• [Work to complete] Find the string "Issued" in the data, then copy every line where it is found.

═══ Exercise materials ═══

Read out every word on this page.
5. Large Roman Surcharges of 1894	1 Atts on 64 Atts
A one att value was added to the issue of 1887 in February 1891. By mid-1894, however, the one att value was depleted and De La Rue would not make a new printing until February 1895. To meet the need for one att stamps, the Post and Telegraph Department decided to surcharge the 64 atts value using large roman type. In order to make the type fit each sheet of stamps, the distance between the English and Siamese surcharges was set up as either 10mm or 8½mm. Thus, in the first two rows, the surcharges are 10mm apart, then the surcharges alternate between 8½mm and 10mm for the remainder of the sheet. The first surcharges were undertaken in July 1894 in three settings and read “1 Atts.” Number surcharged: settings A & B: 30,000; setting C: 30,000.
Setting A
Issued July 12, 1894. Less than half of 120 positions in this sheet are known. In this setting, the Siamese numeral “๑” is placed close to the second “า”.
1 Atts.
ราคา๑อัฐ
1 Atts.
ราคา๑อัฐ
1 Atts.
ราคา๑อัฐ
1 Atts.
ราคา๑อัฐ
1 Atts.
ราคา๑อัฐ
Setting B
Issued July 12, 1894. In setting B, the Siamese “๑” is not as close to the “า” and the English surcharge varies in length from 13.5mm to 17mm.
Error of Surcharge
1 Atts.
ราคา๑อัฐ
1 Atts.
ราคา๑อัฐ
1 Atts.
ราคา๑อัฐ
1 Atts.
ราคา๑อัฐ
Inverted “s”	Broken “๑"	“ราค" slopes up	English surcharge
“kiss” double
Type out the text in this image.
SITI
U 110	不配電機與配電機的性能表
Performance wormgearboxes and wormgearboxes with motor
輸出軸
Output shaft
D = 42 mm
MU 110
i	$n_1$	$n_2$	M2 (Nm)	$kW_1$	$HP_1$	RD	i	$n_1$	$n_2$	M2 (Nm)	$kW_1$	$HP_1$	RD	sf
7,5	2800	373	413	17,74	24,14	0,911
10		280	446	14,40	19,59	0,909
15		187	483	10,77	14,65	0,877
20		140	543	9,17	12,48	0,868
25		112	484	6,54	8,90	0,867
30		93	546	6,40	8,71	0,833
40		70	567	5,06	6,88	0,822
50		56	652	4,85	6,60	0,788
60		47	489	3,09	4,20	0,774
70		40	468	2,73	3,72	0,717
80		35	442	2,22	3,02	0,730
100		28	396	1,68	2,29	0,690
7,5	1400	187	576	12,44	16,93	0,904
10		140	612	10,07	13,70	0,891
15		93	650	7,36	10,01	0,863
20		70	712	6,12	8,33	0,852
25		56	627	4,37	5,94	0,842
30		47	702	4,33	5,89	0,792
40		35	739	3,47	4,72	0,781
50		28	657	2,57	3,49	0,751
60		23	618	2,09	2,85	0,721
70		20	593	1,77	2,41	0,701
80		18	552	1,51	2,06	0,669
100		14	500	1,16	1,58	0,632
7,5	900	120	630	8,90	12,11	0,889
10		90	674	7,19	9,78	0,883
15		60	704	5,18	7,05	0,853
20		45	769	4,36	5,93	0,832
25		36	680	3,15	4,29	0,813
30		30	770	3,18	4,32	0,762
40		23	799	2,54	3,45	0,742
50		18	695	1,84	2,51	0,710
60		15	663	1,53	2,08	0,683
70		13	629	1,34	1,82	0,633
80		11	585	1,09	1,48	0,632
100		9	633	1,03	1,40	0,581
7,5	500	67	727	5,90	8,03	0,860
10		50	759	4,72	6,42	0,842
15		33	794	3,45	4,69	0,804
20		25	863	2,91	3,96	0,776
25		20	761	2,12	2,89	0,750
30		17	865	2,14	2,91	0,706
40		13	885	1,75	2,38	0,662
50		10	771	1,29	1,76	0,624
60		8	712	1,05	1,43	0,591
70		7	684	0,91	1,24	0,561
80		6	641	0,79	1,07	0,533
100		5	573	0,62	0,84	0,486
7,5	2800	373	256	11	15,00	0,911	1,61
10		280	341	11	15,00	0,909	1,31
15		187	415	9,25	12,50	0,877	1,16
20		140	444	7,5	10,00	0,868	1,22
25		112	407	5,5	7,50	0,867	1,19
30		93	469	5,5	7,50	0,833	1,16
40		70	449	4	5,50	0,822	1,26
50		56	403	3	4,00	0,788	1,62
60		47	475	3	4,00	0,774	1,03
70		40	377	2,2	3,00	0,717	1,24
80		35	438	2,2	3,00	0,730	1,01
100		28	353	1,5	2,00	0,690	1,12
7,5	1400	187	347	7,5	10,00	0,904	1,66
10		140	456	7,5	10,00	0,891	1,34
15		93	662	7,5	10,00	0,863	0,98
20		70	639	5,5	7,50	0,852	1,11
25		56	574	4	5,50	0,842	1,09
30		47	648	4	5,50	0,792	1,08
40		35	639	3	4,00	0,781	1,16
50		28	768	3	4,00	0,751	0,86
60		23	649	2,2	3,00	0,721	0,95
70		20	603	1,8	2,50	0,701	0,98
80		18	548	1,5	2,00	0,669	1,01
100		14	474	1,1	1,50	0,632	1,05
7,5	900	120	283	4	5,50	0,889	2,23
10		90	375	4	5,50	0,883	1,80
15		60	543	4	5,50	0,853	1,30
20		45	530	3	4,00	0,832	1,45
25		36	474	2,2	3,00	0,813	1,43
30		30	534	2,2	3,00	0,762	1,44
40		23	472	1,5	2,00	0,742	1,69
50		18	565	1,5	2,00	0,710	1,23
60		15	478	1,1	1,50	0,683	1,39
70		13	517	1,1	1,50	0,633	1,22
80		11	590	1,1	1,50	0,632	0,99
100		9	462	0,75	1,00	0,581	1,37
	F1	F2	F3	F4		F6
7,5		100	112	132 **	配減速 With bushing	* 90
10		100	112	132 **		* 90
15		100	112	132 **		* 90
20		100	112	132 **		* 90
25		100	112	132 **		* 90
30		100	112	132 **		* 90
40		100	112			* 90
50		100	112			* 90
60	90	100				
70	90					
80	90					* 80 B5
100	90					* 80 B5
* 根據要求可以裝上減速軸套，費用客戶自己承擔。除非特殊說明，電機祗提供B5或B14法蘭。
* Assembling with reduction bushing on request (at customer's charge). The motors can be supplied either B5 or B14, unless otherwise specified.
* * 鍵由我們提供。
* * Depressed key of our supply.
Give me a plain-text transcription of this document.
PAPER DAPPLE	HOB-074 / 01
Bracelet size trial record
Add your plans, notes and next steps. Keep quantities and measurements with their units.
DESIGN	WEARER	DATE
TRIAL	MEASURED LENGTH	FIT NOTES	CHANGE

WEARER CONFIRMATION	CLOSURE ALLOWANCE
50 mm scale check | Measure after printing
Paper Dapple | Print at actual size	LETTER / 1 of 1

═══

• [Problem solution]
Issued July 12, 1894. Less than half of 120 positions in this sheet are known. In this setting, the Siamese numeral “๑” is placed close to the second “า”.
Issued July 12, 1894. In setting B, the Siamese “๑” is not as close to the “า” and the English surcharge varies in length from 13.5mm to 17mm.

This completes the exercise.